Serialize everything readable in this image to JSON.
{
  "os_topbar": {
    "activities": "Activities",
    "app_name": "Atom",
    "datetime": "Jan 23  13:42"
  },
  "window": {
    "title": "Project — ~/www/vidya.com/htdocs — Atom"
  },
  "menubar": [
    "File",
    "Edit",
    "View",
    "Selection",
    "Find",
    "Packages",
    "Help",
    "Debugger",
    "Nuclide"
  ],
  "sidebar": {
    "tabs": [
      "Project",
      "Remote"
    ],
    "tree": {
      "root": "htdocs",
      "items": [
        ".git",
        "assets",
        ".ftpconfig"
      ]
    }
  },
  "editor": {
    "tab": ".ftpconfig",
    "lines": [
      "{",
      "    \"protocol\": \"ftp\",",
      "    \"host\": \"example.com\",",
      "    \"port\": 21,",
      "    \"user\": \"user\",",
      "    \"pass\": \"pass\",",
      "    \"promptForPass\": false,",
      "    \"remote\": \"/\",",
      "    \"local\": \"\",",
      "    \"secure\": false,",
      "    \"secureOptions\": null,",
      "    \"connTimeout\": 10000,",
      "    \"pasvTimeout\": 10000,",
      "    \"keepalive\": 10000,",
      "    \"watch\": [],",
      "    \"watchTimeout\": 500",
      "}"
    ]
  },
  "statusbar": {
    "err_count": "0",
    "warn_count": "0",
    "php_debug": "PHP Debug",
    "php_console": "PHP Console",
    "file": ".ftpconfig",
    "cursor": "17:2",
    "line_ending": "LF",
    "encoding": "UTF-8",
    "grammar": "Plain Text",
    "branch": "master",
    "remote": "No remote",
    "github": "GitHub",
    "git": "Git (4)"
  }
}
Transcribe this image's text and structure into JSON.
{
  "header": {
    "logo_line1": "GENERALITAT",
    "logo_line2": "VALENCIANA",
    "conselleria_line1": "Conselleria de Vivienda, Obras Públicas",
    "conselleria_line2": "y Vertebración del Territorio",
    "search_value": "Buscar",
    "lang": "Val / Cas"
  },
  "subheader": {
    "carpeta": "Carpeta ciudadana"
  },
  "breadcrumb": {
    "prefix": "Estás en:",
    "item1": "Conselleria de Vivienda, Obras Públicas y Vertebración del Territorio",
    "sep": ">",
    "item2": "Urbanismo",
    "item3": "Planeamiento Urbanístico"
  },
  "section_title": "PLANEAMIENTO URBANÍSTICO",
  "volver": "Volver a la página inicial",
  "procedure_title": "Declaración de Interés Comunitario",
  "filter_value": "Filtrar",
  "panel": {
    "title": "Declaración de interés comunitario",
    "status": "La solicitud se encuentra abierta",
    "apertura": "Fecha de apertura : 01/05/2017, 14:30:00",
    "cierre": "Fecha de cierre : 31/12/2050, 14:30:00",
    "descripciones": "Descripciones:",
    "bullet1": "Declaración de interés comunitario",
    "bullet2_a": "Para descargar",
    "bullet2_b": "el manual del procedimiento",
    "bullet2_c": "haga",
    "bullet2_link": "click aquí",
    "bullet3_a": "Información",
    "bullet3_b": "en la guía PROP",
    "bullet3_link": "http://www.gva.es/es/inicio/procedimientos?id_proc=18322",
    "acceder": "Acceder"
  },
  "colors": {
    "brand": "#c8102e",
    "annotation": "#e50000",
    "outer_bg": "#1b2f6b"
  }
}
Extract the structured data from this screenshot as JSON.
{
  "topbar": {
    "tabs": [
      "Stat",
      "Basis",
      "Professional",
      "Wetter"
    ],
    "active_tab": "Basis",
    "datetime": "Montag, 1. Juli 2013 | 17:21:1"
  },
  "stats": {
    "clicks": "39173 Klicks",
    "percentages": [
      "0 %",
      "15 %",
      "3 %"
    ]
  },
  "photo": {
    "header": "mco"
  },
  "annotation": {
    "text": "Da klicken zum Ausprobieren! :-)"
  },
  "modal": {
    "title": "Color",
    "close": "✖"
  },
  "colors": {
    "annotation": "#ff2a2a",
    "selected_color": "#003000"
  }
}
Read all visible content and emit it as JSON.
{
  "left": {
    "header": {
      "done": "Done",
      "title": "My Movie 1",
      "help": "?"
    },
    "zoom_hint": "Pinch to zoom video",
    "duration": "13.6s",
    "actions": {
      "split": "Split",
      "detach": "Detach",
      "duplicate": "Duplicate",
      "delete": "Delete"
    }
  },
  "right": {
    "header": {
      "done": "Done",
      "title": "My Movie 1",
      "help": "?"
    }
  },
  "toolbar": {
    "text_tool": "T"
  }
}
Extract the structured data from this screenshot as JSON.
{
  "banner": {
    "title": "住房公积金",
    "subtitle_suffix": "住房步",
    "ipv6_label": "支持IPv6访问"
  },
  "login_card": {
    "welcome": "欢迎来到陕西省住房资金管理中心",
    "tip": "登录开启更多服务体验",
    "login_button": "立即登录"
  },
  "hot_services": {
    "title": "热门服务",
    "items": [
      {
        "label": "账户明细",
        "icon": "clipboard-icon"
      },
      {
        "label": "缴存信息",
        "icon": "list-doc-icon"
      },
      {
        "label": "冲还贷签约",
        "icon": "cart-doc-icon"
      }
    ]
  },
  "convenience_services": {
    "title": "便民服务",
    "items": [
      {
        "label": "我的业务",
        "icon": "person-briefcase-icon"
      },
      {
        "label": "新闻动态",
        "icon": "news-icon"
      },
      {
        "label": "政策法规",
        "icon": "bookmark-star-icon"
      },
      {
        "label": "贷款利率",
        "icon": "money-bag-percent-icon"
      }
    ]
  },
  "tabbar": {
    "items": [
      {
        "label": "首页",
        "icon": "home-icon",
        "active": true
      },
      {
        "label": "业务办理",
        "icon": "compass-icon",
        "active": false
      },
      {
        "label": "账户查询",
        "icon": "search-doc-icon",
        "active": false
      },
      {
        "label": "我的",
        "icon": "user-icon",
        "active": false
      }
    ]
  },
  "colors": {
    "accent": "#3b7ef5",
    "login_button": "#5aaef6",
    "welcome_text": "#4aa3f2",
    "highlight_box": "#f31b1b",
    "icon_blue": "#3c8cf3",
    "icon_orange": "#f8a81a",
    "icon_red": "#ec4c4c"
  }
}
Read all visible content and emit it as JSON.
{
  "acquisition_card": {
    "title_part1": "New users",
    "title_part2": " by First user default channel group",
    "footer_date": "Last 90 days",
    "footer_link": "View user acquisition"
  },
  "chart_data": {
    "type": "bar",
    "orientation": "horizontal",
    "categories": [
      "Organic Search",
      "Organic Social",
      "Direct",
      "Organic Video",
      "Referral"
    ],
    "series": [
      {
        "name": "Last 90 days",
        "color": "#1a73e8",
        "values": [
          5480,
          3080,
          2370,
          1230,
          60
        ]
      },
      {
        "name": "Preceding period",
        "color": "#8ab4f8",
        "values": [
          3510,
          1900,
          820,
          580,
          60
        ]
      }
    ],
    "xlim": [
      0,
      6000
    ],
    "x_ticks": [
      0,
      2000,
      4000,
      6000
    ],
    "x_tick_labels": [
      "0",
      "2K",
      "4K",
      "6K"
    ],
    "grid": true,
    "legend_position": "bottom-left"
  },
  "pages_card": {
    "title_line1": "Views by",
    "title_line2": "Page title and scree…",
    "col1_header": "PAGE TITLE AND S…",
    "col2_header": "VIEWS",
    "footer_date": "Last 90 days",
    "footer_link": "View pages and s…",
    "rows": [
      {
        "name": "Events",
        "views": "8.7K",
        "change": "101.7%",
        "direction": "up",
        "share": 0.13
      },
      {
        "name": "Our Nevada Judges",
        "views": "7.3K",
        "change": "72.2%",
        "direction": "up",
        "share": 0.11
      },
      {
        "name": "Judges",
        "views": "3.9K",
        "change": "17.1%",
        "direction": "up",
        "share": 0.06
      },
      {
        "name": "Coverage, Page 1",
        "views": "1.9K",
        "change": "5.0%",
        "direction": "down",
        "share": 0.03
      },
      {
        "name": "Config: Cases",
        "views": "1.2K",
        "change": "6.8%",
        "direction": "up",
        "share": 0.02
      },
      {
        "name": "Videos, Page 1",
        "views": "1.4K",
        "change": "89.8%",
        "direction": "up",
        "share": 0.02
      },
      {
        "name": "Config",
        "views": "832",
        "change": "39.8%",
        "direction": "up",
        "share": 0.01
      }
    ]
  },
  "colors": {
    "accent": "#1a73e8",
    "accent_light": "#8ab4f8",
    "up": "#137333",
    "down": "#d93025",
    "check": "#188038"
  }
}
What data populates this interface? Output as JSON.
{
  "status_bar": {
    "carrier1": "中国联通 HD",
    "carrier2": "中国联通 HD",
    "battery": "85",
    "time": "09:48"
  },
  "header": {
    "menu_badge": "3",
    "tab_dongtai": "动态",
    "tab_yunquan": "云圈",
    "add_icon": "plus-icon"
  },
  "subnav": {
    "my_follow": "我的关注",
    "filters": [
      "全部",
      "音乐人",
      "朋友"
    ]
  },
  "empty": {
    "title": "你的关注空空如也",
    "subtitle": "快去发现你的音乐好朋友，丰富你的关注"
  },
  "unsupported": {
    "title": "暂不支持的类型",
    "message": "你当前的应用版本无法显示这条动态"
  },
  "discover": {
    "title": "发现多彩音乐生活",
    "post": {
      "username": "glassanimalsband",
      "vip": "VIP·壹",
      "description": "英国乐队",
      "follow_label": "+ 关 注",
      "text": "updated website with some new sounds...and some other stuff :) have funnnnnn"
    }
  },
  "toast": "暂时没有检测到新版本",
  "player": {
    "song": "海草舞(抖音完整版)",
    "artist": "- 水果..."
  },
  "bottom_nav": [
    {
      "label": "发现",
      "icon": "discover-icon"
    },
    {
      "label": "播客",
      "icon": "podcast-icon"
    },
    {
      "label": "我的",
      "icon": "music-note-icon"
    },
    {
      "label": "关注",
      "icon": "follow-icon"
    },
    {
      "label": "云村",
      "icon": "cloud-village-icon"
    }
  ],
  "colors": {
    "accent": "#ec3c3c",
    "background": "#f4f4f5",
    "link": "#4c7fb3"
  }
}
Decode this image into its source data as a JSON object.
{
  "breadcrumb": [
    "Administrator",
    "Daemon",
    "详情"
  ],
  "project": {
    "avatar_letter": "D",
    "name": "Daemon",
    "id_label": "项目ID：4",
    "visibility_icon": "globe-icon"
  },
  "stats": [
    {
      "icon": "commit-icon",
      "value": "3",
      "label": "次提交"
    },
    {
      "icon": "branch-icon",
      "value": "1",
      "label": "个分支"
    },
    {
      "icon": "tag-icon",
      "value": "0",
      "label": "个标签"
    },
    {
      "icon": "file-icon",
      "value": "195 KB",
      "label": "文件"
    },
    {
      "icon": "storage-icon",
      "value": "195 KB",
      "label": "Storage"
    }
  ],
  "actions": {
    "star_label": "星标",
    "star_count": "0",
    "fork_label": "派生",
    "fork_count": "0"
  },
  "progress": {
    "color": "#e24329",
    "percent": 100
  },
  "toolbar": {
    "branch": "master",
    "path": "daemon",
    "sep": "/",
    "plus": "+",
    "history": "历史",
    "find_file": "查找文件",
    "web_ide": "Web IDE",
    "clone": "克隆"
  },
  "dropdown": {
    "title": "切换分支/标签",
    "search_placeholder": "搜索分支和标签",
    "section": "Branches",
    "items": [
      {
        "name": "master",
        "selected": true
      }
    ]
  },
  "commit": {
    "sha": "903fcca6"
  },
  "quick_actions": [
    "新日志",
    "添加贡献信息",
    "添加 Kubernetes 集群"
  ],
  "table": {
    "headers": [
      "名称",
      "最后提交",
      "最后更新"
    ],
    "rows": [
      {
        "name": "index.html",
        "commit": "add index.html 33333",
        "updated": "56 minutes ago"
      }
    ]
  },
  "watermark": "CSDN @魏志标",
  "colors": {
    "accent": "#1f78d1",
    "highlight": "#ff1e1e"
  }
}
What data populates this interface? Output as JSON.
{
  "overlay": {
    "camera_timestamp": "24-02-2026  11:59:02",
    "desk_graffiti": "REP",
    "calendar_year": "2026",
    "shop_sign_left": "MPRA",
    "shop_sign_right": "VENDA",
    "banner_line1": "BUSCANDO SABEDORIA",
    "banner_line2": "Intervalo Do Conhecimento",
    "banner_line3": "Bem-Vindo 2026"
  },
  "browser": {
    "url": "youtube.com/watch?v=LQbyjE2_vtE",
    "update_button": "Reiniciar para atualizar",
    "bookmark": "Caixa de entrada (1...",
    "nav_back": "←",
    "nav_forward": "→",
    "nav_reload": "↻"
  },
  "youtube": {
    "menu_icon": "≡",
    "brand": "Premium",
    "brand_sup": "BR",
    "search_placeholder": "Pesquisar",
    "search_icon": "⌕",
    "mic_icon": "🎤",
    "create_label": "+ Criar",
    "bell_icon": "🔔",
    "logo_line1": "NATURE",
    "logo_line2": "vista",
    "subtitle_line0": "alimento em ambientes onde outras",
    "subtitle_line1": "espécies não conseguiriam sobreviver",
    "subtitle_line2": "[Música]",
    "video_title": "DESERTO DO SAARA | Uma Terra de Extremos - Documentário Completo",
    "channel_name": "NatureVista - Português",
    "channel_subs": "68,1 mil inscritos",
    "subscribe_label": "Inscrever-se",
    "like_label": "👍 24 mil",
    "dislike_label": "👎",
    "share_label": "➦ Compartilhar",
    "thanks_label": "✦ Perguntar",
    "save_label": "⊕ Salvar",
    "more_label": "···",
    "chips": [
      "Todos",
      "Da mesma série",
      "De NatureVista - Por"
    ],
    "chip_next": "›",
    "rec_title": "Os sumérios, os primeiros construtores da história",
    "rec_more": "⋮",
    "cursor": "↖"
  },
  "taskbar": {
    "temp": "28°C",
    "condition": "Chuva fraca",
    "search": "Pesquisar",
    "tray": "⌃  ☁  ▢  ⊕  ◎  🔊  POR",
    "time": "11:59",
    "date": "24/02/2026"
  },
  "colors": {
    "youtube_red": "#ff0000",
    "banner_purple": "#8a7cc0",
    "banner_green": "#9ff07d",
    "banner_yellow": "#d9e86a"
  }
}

===============

YOUR OBJECTIVE: List all lines from the entries that include the word "Territorio".

FULL OUTPUT:
    "conselleria_line2": "y Vertebración del Territorio",
    "item1": "Conselleria de Vivienda, Obras Públicas y Vertebración del Territorio",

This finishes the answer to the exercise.